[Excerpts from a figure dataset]
* * *

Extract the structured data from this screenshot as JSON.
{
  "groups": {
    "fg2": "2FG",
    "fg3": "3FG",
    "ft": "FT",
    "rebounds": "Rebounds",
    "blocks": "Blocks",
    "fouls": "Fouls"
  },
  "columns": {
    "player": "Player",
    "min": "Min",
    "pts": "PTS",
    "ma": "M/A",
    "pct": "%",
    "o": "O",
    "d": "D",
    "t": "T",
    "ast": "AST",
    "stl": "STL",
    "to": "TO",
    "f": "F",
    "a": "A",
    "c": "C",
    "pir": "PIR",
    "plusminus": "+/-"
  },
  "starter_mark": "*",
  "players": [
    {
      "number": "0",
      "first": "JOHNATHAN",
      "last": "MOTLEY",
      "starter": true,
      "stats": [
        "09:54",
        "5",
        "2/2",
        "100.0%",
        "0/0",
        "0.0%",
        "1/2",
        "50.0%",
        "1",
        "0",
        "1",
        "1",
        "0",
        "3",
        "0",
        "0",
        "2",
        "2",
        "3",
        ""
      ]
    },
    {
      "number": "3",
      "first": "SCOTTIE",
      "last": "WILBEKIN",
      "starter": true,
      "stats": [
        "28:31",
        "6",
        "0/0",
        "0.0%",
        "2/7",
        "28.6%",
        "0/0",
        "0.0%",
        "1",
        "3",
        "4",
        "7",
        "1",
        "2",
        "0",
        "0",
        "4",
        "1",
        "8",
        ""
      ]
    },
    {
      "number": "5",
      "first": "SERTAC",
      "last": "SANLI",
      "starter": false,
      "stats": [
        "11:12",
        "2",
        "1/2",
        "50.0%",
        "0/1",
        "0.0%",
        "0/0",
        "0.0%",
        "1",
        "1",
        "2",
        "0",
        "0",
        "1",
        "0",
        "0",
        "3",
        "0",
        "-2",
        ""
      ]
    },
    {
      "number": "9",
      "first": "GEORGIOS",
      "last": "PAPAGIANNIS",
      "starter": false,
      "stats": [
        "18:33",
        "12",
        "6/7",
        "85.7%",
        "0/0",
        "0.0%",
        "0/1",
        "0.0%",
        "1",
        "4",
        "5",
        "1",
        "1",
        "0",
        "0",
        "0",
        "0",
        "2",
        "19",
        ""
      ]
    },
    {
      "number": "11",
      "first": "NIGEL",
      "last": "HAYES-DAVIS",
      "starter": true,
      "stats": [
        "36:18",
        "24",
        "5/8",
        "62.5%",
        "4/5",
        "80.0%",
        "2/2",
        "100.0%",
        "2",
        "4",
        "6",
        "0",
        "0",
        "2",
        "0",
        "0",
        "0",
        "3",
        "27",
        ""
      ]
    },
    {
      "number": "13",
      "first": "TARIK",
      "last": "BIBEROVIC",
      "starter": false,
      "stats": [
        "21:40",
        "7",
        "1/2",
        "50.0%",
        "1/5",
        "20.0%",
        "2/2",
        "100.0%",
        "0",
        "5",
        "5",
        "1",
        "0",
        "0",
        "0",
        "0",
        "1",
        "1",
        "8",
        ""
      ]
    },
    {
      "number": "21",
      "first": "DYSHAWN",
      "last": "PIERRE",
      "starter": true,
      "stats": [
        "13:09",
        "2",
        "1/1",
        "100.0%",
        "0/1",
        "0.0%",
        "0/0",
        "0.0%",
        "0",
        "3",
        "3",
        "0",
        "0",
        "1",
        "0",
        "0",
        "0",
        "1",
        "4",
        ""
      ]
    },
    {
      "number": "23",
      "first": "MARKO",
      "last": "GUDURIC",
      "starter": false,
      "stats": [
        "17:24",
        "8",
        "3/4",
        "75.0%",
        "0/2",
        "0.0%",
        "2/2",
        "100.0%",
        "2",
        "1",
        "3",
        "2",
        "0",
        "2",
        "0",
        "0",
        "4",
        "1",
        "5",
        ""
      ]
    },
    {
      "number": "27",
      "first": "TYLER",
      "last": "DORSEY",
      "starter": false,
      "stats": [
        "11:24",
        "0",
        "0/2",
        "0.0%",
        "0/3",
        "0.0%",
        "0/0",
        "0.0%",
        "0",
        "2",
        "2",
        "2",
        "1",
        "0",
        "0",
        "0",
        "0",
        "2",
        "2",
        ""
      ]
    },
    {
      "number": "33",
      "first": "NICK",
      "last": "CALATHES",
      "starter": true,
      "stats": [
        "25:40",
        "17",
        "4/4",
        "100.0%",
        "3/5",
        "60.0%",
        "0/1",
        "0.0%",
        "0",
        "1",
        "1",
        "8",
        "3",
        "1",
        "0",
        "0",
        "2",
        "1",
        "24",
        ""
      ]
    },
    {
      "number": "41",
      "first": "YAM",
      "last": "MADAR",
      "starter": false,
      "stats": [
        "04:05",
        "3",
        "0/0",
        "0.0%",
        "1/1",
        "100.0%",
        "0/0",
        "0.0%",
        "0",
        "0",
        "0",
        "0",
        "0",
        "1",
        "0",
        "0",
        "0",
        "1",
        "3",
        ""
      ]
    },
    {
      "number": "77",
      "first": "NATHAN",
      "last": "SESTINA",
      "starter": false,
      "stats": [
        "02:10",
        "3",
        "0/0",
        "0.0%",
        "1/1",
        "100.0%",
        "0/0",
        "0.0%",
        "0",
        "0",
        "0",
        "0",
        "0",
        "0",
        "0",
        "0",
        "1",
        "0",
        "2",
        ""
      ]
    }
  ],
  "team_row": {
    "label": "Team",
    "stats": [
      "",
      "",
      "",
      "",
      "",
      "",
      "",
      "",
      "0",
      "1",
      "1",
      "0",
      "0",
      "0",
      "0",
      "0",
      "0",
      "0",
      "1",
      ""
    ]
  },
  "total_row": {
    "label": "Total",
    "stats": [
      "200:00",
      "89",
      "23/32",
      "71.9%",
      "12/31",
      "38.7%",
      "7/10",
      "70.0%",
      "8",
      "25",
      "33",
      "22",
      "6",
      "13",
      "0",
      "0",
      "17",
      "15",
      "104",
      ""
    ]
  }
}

* * *

WHAT TO DO
Which lines hold the word "number"? Copy every one of them.

WRITTEN SOLUTION
      "number": "0",
      "number": "3",
      "number": "5",
      "number": "9",
      "number": "11",
      "number": "13",
      "number": "21",
      "number": "23",
      "number": "27",
      "number": "33",
      "number": "41",
      "number": "77",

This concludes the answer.